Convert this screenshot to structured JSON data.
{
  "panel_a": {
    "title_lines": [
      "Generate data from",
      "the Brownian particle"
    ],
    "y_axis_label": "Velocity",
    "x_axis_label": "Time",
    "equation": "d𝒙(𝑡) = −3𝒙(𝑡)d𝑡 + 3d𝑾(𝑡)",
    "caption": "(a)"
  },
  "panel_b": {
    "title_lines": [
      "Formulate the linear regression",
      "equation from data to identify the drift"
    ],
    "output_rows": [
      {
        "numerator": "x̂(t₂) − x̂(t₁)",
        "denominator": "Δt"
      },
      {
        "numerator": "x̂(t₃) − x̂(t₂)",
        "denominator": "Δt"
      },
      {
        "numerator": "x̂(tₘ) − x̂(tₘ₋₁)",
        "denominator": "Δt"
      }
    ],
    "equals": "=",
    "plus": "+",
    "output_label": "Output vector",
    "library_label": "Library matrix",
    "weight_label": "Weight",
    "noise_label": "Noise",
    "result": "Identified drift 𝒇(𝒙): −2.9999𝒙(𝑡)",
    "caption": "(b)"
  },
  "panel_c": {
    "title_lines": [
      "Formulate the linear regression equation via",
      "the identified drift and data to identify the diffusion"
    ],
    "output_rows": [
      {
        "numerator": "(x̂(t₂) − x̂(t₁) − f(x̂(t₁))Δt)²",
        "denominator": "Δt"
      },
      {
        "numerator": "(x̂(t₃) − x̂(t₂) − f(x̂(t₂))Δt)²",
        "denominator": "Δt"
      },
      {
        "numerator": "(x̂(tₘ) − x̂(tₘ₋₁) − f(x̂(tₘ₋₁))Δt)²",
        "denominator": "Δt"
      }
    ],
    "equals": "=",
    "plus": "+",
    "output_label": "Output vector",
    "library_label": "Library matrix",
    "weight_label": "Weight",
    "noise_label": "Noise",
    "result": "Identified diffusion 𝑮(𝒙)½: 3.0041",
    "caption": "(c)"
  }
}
········
From the records above, extract every line exactly as it stands.

**Written answer**
Convert this screenshot to structured JSON data.
{
  "panel_a": {
    "title_lines": [
      "Generate data from",
      "the Brownian particle"
    ],
    "y_axis_label": "Velocity",
    "x_axis_label": "Time",
    "equation": "d𝒙(𝑡) = −3𝒙(𝑡)d𝑡 + 3d𝑾(𝑡)",
    "caption": "(a)"
  },
  "panel_b": {
    "title_lines": [
      "Formulate the linear regression",
      "equation from data to identify the drift"
    ],
    "output_rows": [
      {
        "numerator": "x̂(t₂) − x̂(t₁)",
        "denominator": "Δt"
      },
      {
        "numerator": "x̂(t₃) − x̂(t₂)",
        "denominator": "Δt"
      },
      {
        "numerator": "x̂(tₘ) − x̂(tₘ₋₁)",
        "denominator": "Δt"
      }
    ],
    "equals": "=",
    "plus": "+",
    "output_label": "Output vector",
    "library_label": "Library matrix",
    "weight_label": "Weight",
    "noise_label": "Noise",
    "result": "Identified drift 𝒇(𝒙): −2.9999𝒙(𝑡)",
    "caption": "(b)"
  },
  "panel_c": {
    "title_lines": [
      "Formulate the linear regression equation via",
      "the identified drift and data to identify the diffusion"
    ],
    "output_rows": [
      {
        "numerator": "(x̂(t₂) − x̂(t₁) − f(x̂(t₁))Δt)²",
        "denominator": "Δt"
      },
      {
        "numerator": "(x̂(t₃) − x̂(t₂) − f(x̂(t₂))Δt)²",
        "denominator": "Δt"
      },
      {
        "numerator": "(x̂(tₘ) − x̂(tₘ₋₁) − f(x̂(tₘ₋₁))Δt)²",
        "denominator": "Δt"
      }
    ],
    "equals": "=",
    "plus": "+",
    "output_label": "Output vector",
    "library_label": "Library matrix",
    "weight_label": "Weight",
    "noise_label": "Noise",
    "result": "Identified diffusion 𝑮(𝒙)½: 3.0041",
    "caption": "(c)"
  }
}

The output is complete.